▶ _What needs to be done_: For each line below that includes the word "الدين", make a copy.

▶ _Material provided_:
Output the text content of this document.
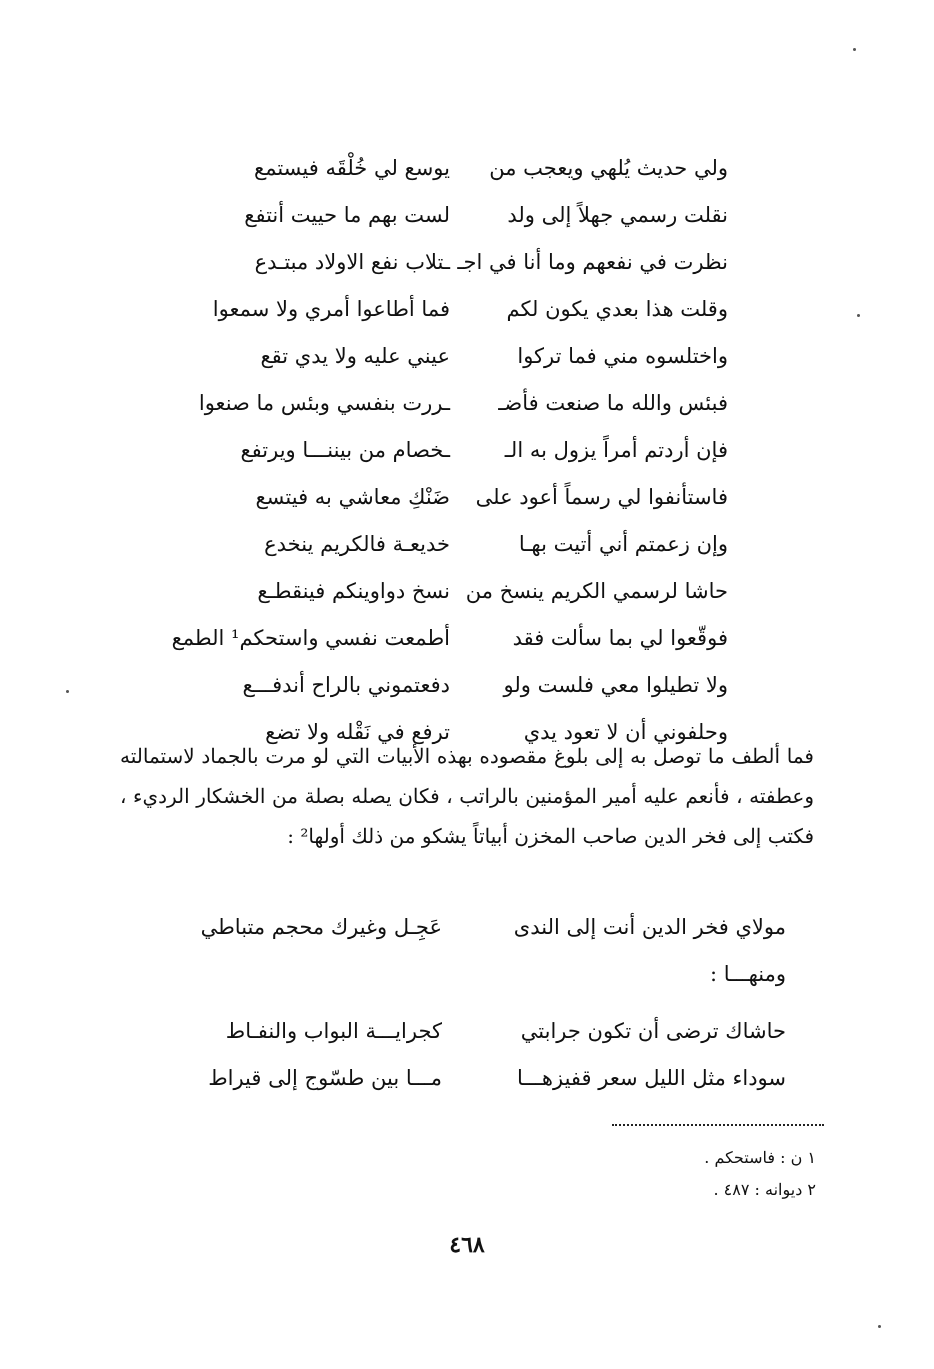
ولي حديث يُلهي ويعجب من
يوسع لي خُلْقَه فيستمع
نقلت رسمي جهلاً إلى ولد
لست بهم ما حييت أنتفع
نظرت في نفعهم وما أنا في اجـ
ـتلاب نفع الاولاد مبتـدع
وقلت هذا بعدي يكون لكم
فما أطاعوا أمري ولا سمعوا
واختلسوه مني فما تركوا
عيني عليه ولا يدي تقع
فبئس والله ما صنعت فأضـ
ـررت بنفسي وبئس ما صنعوا
فإن أردتم أمراً يزول به الـ
ـخصام من بيننـــا ويرتفع
فاستأنفوا لي رسماً أعود على
ضَنْكِ معاشي به فيتسع
وإن زعمتم أني أتيت بهـا
خديعـة فالكريم ينخدع
حاشا لرسمي الكريم ينسخ من
نسخ دواوينكم فينقطـع
فوقّعوا لي بما سألت فقد
أطمعت نفسي واستحكم¹ الطمع
ولا تطيلوا معي فلست ولو
دفعتموني بالراح أندفـــع
وحلفوني أن لا تعود يدي
ترفع في نَقْله ولا تضع
فما ألطف ما توصل به إلى بلوغ مقصوده بهذه الأبيات التي لو مرت بالجماد لاستمالته وعطفته ، فأنعم عليه أمير المؤمنين بالراتب ، فكان يصله بصلة من الخشكار الرديء ، فكتب إلى فخر الدين صاحب المخزن أبياتاً يشكو من ذلك أولها² :
مولاي فخر الدين أنت إلى الندى
عَجِـل وغيرك محجم متباطي
ومنهـــا :
حاشاك ترضى أن تكون جرابتي
كجرايـــة البواب والنفـاط
سوداء مثل الليل سعر قفيزهـــا
مـــا بين طسّوج إلى قيراط
١ ن : فاستحكم .
٢ ديوانه : ٤٨٧ .
٤٦٨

▶ _Answer to the exercise_:
فما ألطف ما توصل به إلى بلوغ مقصوده بهذه الأبيات التي لو مرت بالجماد لاستمالته وعطفته ، فأنعم عليه أمير المؤمنين بالراتب ، فكان يصله بصلة من الخشكار الرديء ، فكتب إلى فخر الدين صاحب المخزن أبياتاً يشكو من ذلك أولها² :
مولاي فخر الدين أنت إلى الندى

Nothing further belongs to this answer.